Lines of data
--- START ---

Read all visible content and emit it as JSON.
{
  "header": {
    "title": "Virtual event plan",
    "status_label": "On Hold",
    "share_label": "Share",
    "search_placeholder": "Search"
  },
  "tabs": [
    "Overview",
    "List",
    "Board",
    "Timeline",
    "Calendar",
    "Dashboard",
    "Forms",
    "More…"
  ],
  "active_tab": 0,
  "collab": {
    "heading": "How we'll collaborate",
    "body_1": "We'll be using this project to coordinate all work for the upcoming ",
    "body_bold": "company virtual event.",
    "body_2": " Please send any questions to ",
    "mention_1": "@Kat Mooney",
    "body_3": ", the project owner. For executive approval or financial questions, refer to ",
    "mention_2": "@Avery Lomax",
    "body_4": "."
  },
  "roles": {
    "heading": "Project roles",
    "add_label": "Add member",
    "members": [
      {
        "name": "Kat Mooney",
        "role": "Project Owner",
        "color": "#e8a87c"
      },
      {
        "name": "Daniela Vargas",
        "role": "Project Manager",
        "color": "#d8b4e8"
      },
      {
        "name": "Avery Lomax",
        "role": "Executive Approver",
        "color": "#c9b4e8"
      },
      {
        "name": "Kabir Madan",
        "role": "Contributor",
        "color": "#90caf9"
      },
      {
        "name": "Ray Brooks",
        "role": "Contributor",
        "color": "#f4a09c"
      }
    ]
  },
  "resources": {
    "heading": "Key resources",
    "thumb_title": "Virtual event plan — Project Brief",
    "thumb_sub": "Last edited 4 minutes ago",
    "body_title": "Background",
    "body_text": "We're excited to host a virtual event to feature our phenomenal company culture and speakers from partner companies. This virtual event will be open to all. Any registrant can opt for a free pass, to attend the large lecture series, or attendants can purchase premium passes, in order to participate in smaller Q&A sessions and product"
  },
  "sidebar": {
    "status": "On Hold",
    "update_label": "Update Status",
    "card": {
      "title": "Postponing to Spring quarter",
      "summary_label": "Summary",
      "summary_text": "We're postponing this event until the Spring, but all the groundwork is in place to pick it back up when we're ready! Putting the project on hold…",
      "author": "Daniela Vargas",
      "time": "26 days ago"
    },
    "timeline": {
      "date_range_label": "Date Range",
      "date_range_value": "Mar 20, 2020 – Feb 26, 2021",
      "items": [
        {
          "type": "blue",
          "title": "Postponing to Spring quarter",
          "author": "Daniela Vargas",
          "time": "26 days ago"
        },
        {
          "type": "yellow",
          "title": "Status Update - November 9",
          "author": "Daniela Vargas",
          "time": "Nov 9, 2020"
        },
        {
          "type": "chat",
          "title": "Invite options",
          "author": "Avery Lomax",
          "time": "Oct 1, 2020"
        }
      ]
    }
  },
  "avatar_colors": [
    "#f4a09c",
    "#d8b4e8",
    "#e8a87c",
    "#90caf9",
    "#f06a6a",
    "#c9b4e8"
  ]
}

--- END ---
--- START ---

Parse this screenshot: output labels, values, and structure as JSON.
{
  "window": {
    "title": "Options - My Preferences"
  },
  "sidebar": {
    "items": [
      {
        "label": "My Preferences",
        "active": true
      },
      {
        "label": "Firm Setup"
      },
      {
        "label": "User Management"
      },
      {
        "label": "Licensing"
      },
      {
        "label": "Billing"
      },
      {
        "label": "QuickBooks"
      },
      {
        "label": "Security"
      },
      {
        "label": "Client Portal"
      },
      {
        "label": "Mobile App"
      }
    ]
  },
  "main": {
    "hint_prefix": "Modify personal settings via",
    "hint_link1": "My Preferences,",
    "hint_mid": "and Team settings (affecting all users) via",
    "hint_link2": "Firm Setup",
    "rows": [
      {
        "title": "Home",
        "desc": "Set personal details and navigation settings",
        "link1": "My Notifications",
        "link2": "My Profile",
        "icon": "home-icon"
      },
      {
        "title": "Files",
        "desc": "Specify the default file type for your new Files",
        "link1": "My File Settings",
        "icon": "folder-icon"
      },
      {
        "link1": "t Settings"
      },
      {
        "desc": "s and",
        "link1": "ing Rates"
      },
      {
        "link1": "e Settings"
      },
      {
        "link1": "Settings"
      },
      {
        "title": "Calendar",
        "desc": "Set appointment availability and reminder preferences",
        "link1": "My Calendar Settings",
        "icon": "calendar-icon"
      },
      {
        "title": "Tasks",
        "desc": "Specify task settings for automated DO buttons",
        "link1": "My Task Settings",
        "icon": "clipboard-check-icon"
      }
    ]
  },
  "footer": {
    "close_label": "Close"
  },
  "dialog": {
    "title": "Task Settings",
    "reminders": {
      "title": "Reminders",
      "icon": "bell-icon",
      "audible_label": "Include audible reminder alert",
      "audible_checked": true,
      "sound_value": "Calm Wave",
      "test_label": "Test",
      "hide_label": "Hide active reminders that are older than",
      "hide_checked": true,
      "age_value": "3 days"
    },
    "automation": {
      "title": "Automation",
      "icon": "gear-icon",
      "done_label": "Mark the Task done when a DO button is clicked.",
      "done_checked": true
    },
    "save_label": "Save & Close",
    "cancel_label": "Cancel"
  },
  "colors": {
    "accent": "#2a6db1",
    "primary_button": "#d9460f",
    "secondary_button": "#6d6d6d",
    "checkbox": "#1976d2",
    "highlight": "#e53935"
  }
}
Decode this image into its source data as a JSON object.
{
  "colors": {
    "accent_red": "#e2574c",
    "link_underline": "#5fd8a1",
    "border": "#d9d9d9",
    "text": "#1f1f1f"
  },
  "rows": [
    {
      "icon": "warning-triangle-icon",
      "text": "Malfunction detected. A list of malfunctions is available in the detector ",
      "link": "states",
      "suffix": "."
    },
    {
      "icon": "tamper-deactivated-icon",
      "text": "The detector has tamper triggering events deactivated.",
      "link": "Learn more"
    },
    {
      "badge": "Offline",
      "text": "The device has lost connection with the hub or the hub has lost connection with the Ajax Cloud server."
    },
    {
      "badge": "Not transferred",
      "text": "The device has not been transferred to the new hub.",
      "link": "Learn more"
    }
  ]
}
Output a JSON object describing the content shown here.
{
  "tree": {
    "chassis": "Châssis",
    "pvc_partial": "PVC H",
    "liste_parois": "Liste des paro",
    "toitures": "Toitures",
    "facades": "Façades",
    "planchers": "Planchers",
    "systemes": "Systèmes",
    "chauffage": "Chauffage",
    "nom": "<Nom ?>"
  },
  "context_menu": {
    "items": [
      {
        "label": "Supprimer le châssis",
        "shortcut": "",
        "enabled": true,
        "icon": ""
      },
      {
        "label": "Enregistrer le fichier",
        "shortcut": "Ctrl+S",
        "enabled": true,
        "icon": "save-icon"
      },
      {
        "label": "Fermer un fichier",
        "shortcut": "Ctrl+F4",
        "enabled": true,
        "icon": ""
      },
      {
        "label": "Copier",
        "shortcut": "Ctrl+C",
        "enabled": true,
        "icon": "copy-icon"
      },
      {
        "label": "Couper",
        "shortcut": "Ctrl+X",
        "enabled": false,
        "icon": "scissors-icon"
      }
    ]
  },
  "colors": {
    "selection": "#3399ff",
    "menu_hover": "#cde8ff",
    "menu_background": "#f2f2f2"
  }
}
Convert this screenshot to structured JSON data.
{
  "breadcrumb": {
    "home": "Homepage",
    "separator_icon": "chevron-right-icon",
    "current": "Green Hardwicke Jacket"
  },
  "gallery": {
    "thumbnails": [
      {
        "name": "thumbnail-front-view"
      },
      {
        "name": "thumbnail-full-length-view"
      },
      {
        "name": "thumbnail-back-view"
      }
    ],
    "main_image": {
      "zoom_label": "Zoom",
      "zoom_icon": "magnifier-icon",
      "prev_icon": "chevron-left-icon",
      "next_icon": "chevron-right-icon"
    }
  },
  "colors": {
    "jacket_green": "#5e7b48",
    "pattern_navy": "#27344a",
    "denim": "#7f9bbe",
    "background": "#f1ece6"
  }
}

--- END ---
--- START ---

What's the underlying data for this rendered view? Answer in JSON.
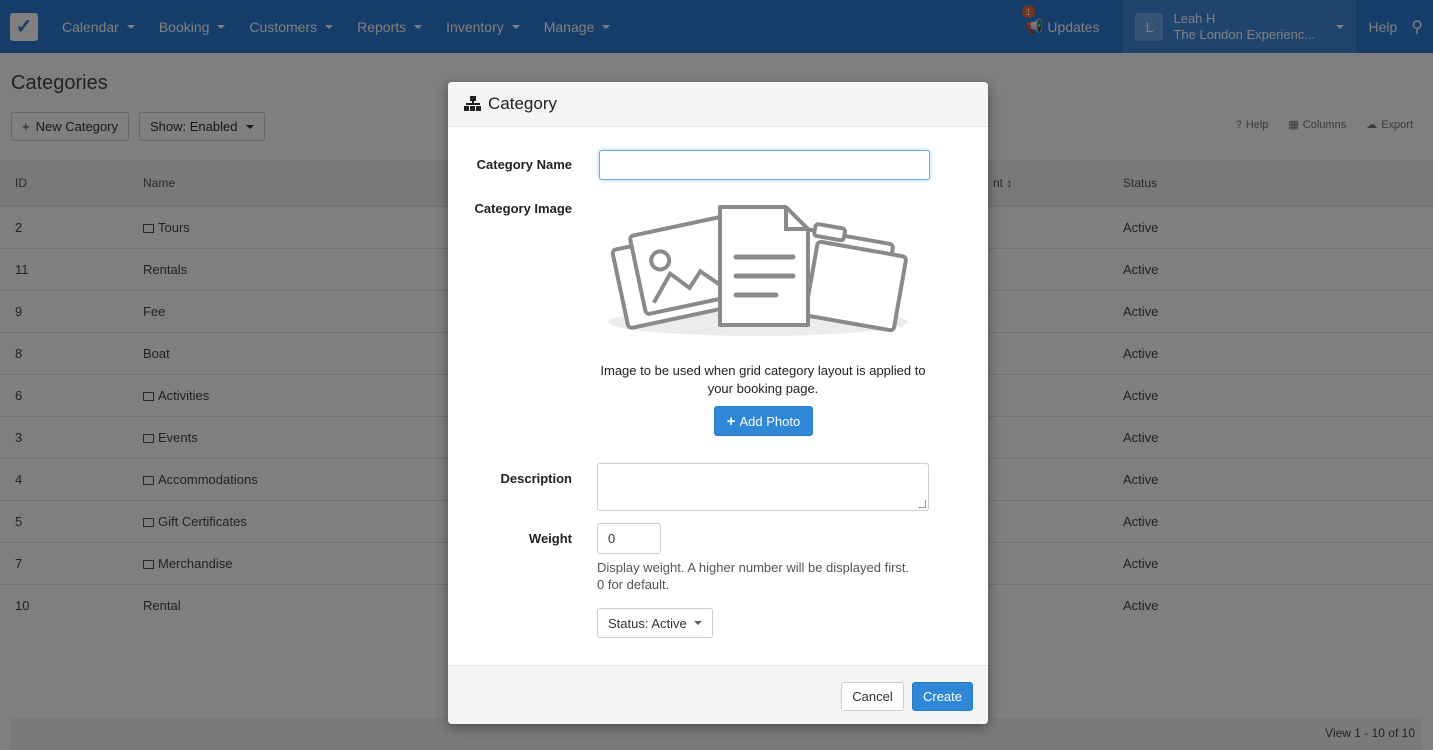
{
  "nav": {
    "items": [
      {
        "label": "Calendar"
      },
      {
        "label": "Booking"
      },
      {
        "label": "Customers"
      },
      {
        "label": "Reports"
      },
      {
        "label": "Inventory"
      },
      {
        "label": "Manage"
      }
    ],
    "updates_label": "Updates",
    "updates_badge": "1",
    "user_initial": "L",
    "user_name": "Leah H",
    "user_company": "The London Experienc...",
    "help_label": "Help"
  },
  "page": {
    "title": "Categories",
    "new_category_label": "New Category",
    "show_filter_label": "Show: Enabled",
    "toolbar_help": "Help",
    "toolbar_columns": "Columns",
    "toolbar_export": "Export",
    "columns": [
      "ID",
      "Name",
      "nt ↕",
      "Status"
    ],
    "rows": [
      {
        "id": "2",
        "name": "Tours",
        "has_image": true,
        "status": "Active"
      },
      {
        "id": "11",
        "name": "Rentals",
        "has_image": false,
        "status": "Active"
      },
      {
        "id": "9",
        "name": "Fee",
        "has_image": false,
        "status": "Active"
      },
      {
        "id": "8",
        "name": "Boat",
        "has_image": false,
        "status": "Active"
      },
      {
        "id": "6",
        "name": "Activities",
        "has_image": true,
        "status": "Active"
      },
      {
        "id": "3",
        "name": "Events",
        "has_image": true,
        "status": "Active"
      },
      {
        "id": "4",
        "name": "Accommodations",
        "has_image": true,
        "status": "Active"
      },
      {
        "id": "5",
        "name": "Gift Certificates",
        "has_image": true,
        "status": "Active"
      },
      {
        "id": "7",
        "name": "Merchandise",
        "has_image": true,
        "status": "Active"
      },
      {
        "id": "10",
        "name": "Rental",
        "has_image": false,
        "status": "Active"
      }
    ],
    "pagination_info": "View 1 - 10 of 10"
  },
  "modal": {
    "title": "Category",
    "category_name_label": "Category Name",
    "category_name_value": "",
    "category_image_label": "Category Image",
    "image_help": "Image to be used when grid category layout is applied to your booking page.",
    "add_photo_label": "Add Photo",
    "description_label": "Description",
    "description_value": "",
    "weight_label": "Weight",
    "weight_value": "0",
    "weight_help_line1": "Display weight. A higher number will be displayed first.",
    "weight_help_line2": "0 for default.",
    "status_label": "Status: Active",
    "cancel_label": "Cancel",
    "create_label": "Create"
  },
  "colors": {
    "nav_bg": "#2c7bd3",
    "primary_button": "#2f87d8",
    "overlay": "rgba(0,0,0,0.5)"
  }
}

--- END ---

→ Goal
Report how many lines of the listing hold the word "your", with nothing but the number.

→ Task solution
2